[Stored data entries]
★ ★ ★ ★ ★

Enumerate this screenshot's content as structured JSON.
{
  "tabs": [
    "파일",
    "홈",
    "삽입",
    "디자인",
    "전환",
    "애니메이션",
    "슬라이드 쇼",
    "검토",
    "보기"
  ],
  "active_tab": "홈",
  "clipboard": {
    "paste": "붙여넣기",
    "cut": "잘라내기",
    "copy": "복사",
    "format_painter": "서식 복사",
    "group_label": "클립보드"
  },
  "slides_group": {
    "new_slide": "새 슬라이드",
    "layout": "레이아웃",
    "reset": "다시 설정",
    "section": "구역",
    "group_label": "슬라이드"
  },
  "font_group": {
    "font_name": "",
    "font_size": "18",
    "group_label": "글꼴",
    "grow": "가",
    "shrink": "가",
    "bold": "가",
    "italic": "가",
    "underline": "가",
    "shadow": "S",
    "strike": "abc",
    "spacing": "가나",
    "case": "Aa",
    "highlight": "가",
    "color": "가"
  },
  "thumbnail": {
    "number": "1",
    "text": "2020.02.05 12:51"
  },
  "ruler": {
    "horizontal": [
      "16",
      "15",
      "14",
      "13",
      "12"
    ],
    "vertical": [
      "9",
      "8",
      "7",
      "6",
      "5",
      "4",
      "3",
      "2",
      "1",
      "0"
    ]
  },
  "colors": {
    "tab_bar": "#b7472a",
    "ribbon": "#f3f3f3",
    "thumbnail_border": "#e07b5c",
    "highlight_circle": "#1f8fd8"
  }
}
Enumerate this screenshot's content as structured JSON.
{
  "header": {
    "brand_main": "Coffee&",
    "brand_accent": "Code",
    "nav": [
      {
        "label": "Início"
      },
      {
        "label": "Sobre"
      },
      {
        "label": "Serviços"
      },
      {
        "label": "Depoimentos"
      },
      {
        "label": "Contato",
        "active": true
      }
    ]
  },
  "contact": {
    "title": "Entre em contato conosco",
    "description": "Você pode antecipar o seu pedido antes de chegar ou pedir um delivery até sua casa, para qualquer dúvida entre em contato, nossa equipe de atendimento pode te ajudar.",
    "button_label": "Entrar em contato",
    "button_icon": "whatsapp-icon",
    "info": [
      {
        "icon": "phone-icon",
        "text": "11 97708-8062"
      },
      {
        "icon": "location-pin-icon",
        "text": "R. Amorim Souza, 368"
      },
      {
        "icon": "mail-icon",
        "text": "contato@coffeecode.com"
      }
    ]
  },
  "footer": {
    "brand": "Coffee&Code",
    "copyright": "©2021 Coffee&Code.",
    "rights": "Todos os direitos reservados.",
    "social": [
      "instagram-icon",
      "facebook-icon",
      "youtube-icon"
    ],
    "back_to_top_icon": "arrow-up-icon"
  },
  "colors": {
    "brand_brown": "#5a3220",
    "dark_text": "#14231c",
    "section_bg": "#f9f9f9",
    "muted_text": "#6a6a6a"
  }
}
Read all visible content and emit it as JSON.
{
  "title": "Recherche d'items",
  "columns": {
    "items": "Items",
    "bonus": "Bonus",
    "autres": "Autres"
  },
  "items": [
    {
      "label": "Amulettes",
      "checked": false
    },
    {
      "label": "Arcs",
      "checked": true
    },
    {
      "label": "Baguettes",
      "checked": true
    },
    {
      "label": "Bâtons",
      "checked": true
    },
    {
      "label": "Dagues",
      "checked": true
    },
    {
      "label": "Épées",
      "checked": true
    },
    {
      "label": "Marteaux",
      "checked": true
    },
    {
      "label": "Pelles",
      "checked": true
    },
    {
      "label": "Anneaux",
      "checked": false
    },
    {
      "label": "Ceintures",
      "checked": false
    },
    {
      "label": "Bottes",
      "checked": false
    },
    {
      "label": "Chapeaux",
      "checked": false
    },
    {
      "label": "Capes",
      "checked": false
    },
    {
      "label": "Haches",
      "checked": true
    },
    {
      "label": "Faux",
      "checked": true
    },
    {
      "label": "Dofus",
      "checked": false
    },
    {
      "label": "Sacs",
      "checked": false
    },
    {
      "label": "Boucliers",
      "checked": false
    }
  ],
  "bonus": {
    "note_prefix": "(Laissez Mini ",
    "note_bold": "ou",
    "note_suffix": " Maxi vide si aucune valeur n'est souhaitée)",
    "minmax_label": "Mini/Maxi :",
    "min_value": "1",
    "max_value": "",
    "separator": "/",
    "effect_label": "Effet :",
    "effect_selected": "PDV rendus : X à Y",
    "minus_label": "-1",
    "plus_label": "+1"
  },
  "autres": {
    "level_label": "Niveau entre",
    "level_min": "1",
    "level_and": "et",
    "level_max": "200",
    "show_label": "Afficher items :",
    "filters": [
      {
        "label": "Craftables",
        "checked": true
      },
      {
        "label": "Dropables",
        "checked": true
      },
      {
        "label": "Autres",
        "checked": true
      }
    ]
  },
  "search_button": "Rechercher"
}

★ ★ ★ ★ ★

Task objective: Answer with a single number: the count of lines holding the word "icon".

Complete answer: 8